### Aufgabenstellung
Stellen Sie die Einträge vom Anfang bis einschließlich der Zeile mit „volume-bar (552, 413, 554, 419)“ als JSON-Liste von Zeichenketten dar, mit einer Zeichenkette je Zeile und ohne Leerzeilen.

### Datensatz
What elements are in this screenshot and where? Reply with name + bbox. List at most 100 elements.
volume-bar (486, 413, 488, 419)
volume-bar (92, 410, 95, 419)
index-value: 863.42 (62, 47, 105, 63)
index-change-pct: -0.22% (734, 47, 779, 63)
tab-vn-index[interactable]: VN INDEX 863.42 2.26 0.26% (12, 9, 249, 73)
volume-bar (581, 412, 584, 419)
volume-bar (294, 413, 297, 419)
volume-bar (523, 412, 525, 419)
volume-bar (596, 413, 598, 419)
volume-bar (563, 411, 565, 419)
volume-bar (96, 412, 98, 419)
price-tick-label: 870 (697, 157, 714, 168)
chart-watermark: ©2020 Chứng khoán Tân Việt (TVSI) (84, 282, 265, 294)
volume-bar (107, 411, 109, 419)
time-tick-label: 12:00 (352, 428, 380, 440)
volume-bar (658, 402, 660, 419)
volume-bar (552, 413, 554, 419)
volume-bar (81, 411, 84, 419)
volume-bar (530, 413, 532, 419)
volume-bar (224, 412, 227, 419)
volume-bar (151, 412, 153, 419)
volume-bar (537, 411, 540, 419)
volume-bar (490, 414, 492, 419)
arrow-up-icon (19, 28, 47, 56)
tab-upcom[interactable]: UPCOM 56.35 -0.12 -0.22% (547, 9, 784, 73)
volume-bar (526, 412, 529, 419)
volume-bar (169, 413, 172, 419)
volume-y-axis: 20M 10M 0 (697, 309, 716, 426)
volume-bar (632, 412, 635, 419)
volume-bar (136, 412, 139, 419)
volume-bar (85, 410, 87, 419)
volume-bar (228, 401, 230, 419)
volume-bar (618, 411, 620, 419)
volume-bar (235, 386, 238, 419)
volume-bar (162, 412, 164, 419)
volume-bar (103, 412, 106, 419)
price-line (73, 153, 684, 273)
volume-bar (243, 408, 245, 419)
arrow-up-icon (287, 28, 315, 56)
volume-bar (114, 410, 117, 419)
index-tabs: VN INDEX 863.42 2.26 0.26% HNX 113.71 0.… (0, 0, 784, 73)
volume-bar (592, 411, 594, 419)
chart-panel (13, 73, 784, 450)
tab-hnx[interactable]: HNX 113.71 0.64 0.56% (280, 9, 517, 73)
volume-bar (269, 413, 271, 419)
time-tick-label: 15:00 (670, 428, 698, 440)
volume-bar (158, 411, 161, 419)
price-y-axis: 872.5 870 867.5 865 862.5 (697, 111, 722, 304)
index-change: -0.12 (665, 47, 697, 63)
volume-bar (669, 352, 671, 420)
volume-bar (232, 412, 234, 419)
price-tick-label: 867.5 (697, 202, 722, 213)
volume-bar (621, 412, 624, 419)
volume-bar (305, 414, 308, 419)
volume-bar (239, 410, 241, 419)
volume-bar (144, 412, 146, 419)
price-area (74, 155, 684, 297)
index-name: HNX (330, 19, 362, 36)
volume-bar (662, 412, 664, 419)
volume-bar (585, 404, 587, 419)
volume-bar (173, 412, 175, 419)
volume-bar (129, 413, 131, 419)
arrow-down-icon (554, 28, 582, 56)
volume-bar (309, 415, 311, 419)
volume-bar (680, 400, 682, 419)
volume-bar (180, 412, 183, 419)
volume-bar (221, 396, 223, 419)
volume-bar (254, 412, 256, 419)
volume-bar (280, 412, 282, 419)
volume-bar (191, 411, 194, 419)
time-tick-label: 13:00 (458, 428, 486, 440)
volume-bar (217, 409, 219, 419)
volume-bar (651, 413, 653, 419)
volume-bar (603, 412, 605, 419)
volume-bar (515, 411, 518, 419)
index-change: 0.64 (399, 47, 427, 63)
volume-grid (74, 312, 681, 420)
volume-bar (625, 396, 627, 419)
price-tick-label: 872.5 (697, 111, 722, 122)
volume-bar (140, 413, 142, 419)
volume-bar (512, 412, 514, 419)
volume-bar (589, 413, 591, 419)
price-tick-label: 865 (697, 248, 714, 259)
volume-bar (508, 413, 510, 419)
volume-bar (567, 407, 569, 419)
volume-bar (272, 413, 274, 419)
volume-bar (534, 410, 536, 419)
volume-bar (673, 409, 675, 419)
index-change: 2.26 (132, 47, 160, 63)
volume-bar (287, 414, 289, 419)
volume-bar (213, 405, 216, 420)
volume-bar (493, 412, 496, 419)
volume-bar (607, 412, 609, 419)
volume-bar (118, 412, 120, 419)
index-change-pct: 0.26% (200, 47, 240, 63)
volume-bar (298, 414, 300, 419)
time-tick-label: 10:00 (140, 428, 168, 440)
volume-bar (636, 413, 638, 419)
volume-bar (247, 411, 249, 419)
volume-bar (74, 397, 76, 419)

### Lösung der Aufgabe
[
  "What elements are in this screenshot and where? Reply with name + bbox. List at most 100 elements.",
  "volume-bar (486, 413, 488, 419)",
  "volume-bar (92, 410, 95, 419)",
  "index-value: 863.42 (62, 47, 105, 63)",
  "index-change-pct: -0.22% (734, 47, 779, 63)",
  "tab-vn-index[interactable]: VN INDEX 863.42 2.26 0.26% (12, 9, 249, 73)",
  "volume-bar (581, 412, 584, 419)",
  "volume-bar (294, 413, 297, 419)",
  "volume-bar (523, 412, 525, 419)",
  "volume-bar (596, 413, 598, 419)",
  "volume-bar (563, 411, 565, 419)",
  "volume-bar (96, 412, 98, 419)",
  "price-tick-label: 870 (697, 157, 714, 168)",
  "chart-watermark: ©2020 Chứng khoán Tân Việt (TVSI) (84, 282, 265, 294)",
  "volume-bar (107, 411, 109, 419)",
  "time-tick-label: 12:00 (352, 428, 380, 440)",
  "volume-bar (658, 402, 660, 419)",
  "volume-bar (552, 413, 554, 419)"
]